▶ [GOAL]: The entries below should be given again exactly, minus their pictures.

+---+

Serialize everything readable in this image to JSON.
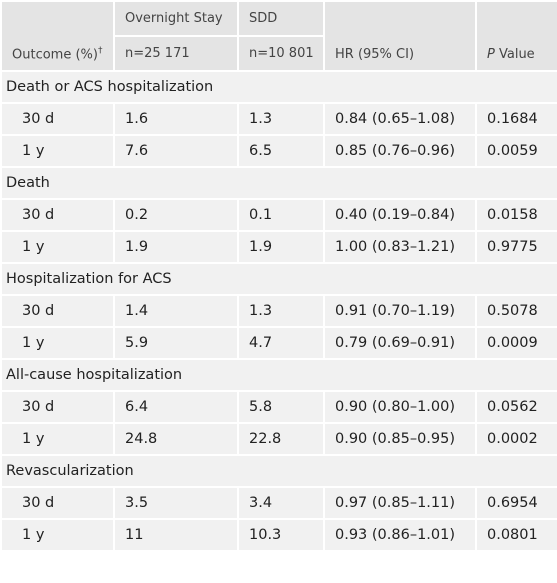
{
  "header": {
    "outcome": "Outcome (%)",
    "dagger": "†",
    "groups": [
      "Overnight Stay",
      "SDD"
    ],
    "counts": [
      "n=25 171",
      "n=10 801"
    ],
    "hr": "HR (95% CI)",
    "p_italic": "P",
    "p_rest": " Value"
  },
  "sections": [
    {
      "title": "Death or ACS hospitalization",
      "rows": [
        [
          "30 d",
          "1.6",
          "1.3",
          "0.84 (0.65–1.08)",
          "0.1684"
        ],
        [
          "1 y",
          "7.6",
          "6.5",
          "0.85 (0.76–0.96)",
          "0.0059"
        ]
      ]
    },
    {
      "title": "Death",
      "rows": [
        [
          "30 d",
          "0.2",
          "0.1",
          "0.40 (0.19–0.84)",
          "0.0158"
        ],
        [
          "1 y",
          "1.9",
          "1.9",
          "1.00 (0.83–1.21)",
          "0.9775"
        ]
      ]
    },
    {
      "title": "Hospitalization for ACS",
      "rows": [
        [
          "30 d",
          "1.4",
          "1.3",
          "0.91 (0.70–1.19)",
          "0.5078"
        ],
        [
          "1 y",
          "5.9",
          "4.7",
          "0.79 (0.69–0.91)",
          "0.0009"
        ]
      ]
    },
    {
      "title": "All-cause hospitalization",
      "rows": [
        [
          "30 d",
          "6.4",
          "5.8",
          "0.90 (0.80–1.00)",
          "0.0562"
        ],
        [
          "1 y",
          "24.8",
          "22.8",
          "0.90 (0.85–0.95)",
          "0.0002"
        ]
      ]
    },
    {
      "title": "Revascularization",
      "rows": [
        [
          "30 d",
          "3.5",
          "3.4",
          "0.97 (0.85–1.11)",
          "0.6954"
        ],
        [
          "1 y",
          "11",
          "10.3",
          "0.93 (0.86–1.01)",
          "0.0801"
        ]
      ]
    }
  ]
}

+---+

▶ [ANSWER]:
Serialize everything readable in this image to JSON.
{
  "header": {
    "outcome": "Outcome (%)",
    "dagger": "†",
    "groups": [
      "Overnight Stay",
      "SDD"
    ],
    "counts": [
      "n=25 171",
      "n=10 801"
    ],
    "hr": "HR (95% CI)",
    "p_italic": "P",
    "p_rest": " Value"
  },
  "sections": [
    {
      "title": "Death or ACS hospitalization",
      "rows": [
        [
          "30 d",
          "1.6",
          "1.3",
          "0.84 (0.65–1.08)",
          "0.1684"
        ],
        [
          "1 y",
          "7.6",
          "6.5",
          "0.85 (0.76–0.96)",
          "0.0059"
        ]
      ]
    },
    {
      "title": "Death",
      "rows": [
        [
          "30 d",
          "0.2",
          "0.1",
          "0.40 (0.19–0.84)",
          "0.0158"
        ],
        [
          "1 y",
          "1.9",
          "1.9",
          "1.00 (0.83–1.21)",
          "0.9775"
        ]
      ]
    },
    {
      "title": "Hospitalization for ACS",
      "rows": [
        [
          "30 d",
          "1.4",
          "1.3",
          "0.91 (0.70–1.19)",
          "0.5078"
        ],
        [
          "1 y",
          "5.9",
          "4.7",
          "0.79 (0.69–0.91)",
          "0.0009"
        ]
      ]
    },
    {
      "title": "All-cause hospitalization",
      "rows": [
        [
          "30 d",
          "6.4",
          "5.8",
          "0.90 (0.80–1.00)",
          "0.0562"
        ],
        [
          "1 y",
          "24.8",
          "22.8",
          "0.90 (0.85–0.95)",
          "0.0002"
        ]
      ]
    },
    {
      "title": "Revascularization",
      "rows": [
        [
          "30 d",
          "3.5",
          "3.4",
          "0.97 (0.85–1.11)",
          "0.6954"
        ],
        [
          "1 y",
          "11",
          "10.3",
          "0.93 (0.86–1.01)",
          "0.0801"
        ]
      ]
    }
  ]
}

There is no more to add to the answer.